Extract the entries in their exact form.

○ ○ ○ ○

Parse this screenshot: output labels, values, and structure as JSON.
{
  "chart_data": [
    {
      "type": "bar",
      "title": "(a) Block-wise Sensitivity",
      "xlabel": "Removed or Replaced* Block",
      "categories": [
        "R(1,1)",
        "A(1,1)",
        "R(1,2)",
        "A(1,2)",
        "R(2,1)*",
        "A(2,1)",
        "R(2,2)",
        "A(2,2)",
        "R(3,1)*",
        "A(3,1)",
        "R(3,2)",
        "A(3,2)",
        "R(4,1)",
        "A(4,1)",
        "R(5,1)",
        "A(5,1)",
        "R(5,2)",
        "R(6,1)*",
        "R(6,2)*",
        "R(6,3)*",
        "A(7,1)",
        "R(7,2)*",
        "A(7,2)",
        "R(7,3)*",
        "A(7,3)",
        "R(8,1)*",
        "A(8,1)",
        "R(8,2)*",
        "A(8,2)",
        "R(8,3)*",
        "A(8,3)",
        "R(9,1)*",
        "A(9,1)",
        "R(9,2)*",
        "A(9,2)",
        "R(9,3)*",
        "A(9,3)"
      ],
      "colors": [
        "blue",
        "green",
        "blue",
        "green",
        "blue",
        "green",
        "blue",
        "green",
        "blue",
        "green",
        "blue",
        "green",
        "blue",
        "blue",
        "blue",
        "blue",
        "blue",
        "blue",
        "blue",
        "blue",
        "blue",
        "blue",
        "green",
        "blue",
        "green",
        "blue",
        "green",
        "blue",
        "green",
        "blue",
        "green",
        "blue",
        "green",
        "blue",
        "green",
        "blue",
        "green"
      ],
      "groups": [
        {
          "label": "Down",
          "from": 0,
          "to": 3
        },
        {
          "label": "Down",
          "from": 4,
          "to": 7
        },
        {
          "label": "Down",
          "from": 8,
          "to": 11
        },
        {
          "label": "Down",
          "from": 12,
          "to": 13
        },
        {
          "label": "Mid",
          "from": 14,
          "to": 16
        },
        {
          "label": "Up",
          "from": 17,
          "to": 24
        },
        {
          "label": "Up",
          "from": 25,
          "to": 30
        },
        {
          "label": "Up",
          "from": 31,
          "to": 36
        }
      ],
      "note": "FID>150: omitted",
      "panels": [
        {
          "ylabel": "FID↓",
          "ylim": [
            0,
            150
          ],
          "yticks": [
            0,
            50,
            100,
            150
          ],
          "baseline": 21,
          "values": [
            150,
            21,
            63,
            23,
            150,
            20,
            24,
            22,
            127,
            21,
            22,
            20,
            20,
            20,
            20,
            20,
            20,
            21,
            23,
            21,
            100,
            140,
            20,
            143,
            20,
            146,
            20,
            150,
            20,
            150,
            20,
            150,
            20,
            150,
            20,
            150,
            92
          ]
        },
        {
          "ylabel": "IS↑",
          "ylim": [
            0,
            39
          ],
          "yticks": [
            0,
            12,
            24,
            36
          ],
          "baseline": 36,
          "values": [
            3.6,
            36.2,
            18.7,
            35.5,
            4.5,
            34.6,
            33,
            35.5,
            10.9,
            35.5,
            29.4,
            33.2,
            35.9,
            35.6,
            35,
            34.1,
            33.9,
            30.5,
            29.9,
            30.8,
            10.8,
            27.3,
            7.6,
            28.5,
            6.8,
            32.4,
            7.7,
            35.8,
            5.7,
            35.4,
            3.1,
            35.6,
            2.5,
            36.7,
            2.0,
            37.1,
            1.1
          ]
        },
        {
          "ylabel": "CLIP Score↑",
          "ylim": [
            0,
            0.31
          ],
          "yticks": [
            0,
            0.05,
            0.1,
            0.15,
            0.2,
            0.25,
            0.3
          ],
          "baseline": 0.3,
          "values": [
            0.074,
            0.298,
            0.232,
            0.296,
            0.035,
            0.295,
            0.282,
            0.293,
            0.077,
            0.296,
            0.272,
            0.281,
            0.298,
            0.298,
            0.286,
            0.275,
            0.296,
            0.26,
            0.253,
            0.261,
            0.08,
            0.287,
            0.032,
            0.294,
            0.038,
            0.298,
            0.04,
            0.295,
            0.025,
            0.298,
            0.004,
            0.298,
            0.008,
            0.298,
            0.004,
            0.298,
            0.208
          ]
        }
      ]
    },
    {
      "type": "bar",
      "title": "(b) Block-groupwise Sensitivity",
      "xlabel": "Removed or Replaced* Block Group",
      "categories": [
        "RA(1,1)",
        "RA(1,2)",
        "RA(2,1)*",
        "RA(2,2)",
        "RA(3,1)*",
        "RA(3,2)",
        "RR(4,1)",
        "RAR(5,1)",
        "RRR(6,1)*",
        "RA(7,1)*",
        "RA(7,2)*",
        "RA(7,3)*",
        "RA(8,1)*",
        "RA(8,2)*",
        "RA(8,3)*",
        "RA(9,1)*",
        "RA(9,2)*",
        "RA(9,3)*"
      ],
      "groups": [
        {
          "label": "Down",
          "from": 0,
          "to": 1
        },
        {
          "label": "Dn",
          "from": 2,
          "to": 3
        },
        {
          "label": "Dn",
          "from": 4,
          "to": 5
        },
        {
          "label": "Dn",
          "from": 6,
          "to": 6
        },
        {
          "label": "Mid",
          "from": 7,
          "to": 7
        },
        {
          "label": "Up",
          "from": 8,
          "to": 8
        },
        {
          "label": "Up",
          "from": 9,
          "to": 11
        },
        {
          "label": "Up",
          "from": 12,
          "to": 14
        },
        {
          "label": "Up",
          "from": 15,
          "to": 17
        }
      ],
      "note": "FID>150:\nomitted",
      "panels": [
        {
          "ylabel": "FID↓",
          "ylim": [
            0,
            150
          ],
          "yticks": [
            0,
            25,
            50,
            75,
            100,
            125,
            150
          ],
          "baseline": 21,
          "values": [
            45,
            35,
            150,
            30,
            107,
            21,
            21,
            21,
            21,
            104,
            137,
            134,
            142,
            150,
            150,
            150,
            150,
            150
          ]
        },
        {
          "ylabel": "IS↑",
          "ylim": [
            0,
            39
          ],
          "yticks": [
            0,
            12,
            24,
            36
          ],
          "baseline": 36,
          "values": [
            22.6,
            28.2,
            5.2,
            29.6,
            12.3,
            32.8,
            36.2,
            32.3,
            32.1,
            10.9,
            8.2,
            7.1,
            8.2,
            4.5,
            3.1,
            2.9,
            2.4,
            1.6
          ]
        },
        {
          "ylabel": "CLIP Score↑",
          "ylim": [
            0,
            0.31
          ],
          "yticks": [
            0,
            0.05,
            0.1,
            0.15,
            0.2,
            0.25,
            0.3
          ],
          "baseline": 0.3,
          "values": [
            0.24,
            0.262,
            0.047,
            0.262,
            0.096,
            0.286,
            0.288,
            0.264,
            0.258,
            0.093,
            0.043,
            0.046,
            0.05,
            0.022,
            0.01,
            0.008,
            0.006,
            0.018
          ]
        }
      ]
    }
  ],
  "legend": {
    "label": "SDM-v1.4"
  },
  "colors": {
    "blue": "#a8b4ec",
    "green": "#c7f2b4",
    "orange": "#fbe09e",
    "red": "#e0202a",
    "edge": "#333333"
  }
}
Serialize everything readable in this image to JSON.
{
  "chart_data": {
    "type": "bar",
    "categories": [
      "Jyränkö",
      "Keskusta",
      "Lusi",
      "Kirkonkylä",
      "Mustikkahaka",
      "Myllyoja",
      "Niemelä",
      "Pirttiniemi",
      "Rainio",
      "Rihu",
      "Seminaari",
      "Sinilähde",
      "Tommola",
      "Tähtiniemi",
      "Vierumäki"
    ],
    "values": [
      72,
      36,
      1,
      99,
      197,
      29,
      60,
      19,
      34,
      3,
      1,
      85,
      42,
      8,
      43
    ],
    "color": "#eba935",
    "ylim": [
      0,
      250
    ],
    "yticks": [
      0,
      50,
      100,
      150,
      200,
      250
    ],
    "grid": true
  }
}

○ ○ ○ ○

* **WRITTEN RESPONSE**:
Parse this screenshot: output labels, values, and structure as JSON.
{
  "chart_data": [
    {
      "type": "bar",
      "title": "(a) Block-wise Sensitivity",
      "xlabel": "Removed or Replaced* Block",
      "categories": [
        "R(1,1)",
        "A(1,1)",
        "R(1,2)",
        "A(1,2)",
        "R(2,1)*",
        "A(2,1)",
        "R(2,2)",
        "A(2,2)",
        "R(3,1)*",
        "A(3,1)",
        "R(3,2)",
        "A(3,2)",
        "R(4,1)",
        "A(4,1)",
        "R(5,1)",
        "A(5,1)",
        "R(5,2)",
        "R(6,1)*",
        "R(6,2)*",
        "R(6,3)*",
        "A(7,1)",
        "R(7,2)*",
        "A(7,2)",
        "R(7,3)*",
        "A(7,3)",
        "R(8,1)*",
        "A(8,1)",
        "R(8,2)*",
        "A(8,2)",
        "R(8,3)*",
        "A(8,3)",
        "R(9,1)*",
        "A(9,1)",
        "R(9,2)*",
        "A(9,2)",
        "R(9,3)*",
        "A(9,3)"
      ],
      "colors": [
        "blue",
        "green",
        "blue",
        "green",
        "blue",
        "green",
        "blue",
        "green",
        "blue",
        "green",
        "blue",
        "green",
        "blue",
        "blue",
        "blue",
        "blue",
        "blue",
        "blue",
        "blue",
        "blue",
        "blue",
        "blue",
        "green",
        "blue",
        "green",
        "blue",
        "green",
        "blue",
        "green",
        "blue",
        "green",
        "blue",
        "green",
        "blue",
        "green",
        "blue",
        "green"
      ],
      "groups": [
        {
          "label": "Down",
          "from": 0,
          "to": 3
        },
        {
          "label": "Down",
          "from": 4,
          "to": 7
        },
        {
          "label": "Down",
          "from": 8,
          "to": 11
        },
        {
          "label": "Down",
          "from": 12,
          "to": 13
        },
        {
          "label": "Mid",
          "from": 14,
          "to": 16
        },
        {
          "label": "Up",
          "from": 17,
          "to": 24
        },
        {
          "label": "Up",
          "from": 25,
          "to": 30
        },
        {
          "label": "Up",
          "from": 31,
          "to": 36
        }
      ],
      "note": "FID>150: omitted",
      "panels": [
        {
          "ylabel": "FID↓",
          "ylim": [
            0,
            150
          ],
          "yticks": [
            0,
            50,
            100,
            150
          ],
          "baseline": 21,
          "values": [
            150,
            21,
            63,
            23,
            150,
            20,
            24,
            22,
            127,
            21,
            22,
            20,
            20,
            20,
            20,
            20,
            20,
            21,
            23,
            21,
            100,
            140,
            20,
            143,
            20,
            146,
            20,
            150,
            20,
            150,
            20,
            150,
            20,
            150,
            20,
            150,
            92
          ]
        },
        {
          "ylabel": "IS↑",
          "ylim": [
            0,
            39
          ],
          "yticks": [
            0,
            12,
            24,
            36
          ],
          "baseline": 36,
          "values": [
            3.6,
            36.2,
            18.7,
            35.5,
            4.5,
            34.6,
            33,
            35.5,
            10.9,
            35.5,
            29.4,
            33.2,
            35.9,
            35.6,
            35,
            34.1,
            33.9,
            30.5,
            29.9,
            30.8,
            10.8,
            27.3,
            7.6,
            28.5,
            6.8,
            32.4,
            7.7,
            35.8,
            5.7,
            35.4,
            3.1,
            35.6,
            2.5,
            36.7,
            2.0,
            37.1,
            1.1
          ]
        },
        {
          "ylabel": "CLIP Score↑",
          "ylim": [
            0,
            0.31
          ],
          "yticks": [
            0,
            0.05,
            0.1,
            0.15,
            0.2,
            0.25,
            0.3
          ],
          "baseline": 0.3,
          "values": [
            0.074,
            0.298,
            0.232,
            0.296,
            0.035,
            0.295,
            0.282,
            0.293,
            0.077,
            0.296,
            0.272,
            0.281,
            0.298,
            0.298,
            0.286,
            0.275,
            0.296,
            0.26,
            0.253,
            0.261,
            0.08,
            0.287,
            0.032,
            0.294,
            0.038,
            0.298,
            0.04,
            0.295,
            0.025,
            0.298,
            0.004,
            0.298,
            0.008,
            0.298,
            0.004,
            0.298,
            0.208
          ]
        }
      ]
    },
    {
      "type": "bar",
      "title": "(b) Block-groupwise Sensitivity",
      "xlabel": "Removed or Replaced* Block Group",
      "categories": [
        "RA(1,1)",
        "RA(1,2)",
        "RA(2,1)*",
        "RA(2,2)",
        "RA(3,1)*",
        "RA(3,2)",
        "RR(4,1)",
        "RAR(5,1)",
        "RRR(6,1)*",
        "RA(7,1)*",
        "RA(7,2)*",
        "RA(7,3)*",
        "RA(8,1)*",
        "RA(8,2)*",
        "RA(8,3)*",
        "RA(9,1)*",
        "RA(9,2)*",
        "RA(9,3)*"
      ],
      "groups": [
        {
          "label": "Down",
          "from": 0,
          "to": 1
        },
        {
          "label": "Dn",
          "from": 2,
          "to": 3
        },
        {
          "label": "Dn",
          "from": 4,
          "to": 5
        },
        {
          "label": "Dn",
          "from": 6,
          "to": 6
        },
        {
          "label": "Mid",
          "from": 7,
          "to": 7
        },
        {
          "label": "Up",
          "from": 8,
          "to": 8
        },
        {
          "label": "Up",
          "from": 9,
          "to": 11
        },
        {
          "label": "Up",
          "from": 12,
          "to": 14
        },
        {
          "label": "Up",
          "from": 15,
          "to": 17
        }
      ],
      "note": "FID>150:\nomitted",
      "panels": [
        {
          "ylabel": "FID↓",
          "ylim": [
            0,
            150
          ],
          "yticks": [
            0,
            25,
            50,
            75,
            100,
            125,
            150
          ],
          "baseline": 21,
          "values": [
            45,
            35,
            150,
            30,
            107,
            21,
            21,
            21,
            21,
            104,
            137,
            134,
            142,
            150,
            150,
            150,
            150,
            150
          ]
        },
        {
          "ylabel": "IS↑",
          "ylim": [
            0,
            39
          ],
          "yticks": [
            0,
            12,
            24,
            36
          ],
          "baseline": 36,
          "values": [
            22.6,
            28.2,
            5.2,
            29.6,
            12.3,
            32.8,
            36.2,
            32.3,
            32.1,
            10.9,
            8.2,
            7.1,
            8.2,
            4.5,
            3.1,
            2.9,
            2.4,
            1.6
          ]
        },
        {
          "ylabel": "CLIP Score↑",
          "ylim": [
            0,
            0.31
          ],
          "yticks": [
            0,
            0.05,
            0.1,
            0.15,
            0.2,
            0.25,
            0.3
          ],
          "baseline": 0.3,
          "values": [
            0.24,
            0.262,
            0.047,
            0.262,
            0.096,
            0.286,
            0.288,
            0.264,
            0.258,
            0.093,
            0.043,
            0.046,
            0.05,
            0.022,
            0.01,
            0.008,
            0.006,
            0.018
          ]
        }
      ]
    }
  ],
  "legend": {
    "label": "SDM-v1.4"
  },
  "colors": {
    "blue": "#a8b4ec",
    "green": "#c7f2b4",
    "orange": "#fbe09e",
    "red": "#e0202a",
    "edge": "#333333"
  }
}
Serialize everything readable in this image to JSON.
{
  "chart_data": {
    "type": "bar",
    "categories": [
      "Jyränkö",
      "Keskusta",
      "Lusi",
      "Kirkonkylä",
      "Mustikkahaka",
      "Myllyoja",
      "Niemelä",
      "Pirttiniemi",
      "Rainio",
      "Rihu",
      "Seminaari",
      "Sinilähde",
      "Tommola",
      "Tähtiniemi",
      "Vierumäki"
    ],
    "values": [
      72,
      36,
      1,
      99,
      197,
      29,
      60,
      19,
      34,
      3,
      1,
      85,
      42,
      8,
      43
    ],
    "color": "#eba935",
    "ylim": [
      0,
      250
    ],
    "yticks": [
      0,
      50,
      100,
      150,
      200,
      250
    ],
    "grid": true
  }
}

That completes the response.